| DATA |
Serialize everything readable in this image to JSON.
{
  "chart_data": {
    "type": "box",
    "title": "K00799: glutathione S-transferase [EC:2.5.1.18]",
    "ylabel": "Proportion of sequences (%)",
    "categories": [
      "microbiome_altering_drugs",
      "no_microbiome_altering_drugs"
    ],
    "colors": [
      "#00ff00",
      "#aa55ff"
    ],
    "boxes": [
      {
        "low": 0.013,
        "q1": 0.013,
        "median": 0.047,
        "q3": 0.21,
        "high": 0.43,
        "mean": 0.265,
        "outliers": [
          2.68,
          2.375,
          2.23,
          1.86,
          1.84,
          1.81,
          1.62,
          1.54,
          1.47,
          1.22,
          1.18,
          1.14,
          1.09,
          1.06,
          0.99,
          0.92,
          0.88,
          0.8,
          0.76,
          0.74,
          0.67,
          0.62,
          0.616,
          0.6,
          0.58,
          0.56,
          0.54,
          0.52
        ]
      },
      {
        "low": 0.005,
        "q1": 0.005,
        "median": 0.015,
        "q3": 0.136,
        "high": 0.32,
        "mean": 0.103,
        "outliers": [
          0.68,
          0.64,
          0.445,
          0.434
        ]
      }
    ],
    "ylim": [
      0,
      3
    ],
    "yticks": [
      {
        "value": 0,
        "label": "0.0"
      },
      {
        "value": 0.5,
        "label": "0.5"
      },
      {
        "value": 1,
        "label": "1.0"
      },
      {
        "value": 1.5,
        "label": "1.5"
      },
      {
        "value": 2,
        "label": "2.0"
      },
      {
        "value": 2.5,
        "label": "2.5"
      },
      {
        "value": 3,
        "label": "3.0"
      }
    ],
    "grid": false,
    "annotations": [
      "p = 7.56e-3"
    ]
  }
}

| DIRECTIONS |
Write the material out again in its entirety, exactly as shown.

| FINAL ANSWER |
Serialize everything readable in this image to JSON.
{
  "chart_data": {
    "type": "box",
    "title": "K00799: glutathione S-transferase [EC:2.5.1.18]",
    "ylabel": "Proportion of sequences (%)",
    "categories": [
      "microbiome_altering_drugs",
      "no_microbiome_altering_drugs"
    ],
    "colors": [
      "#00ff00",
      "#aa55ff"
    ],
    "boxes": [
      {
        "low": 0.013,
        "q1": 0.013,
        "median": 0.047,
        "q3": 0.21,
        "high": 0.43,
        "mean": 0.265,
        "outliers": [
          2.68,
          2.375,
          2.23,
          1.86,
          1.84,
          1.81,
          1.62,
          1.54,
          1.47,
          1.22,
          1.18,
          1.14,
          1.09,
          1.06,
          0.99,
          0.92,
          0.88,
          0.8,
          0.76,
          0.74,
          0.67,
          0.62,
          0.616,
          0.6,
          0.58,
          0.56,
          0.54,
          0.52
        ]
      },
      {
        "low": 0.005,
        "q1": 0.005,
        "median": 0.015,
        "q3": 0.136,
        "high": 0.32,
        "mean": 0.103,
        "outliers": [
          0.68,
          0.64,
          0.445,
          0.434
        ]
      }
    ],
    "ylim": [
      0,
      3
    ],
    "yticks": [
      {
        "value": 0,
        "label": "0.0"
      },
      {
        "value": 0.5,
        "label": "0.5"
      },
      {
        "value": 1,
        "label": "1.0"
      },
      {
        "value": 1.5,
        "label": "1.5"
      },
      {
        "value": 2,
        "label": "2.0"
      },
      {
        "value": 2.5,
        "label": "2.5"
      },
      {
        "value": 3,
        "label": "3.0"
      }
    ],
    "grid": false,
    "annotations": [
      "p = 7.56e-3"
    ]
  }
}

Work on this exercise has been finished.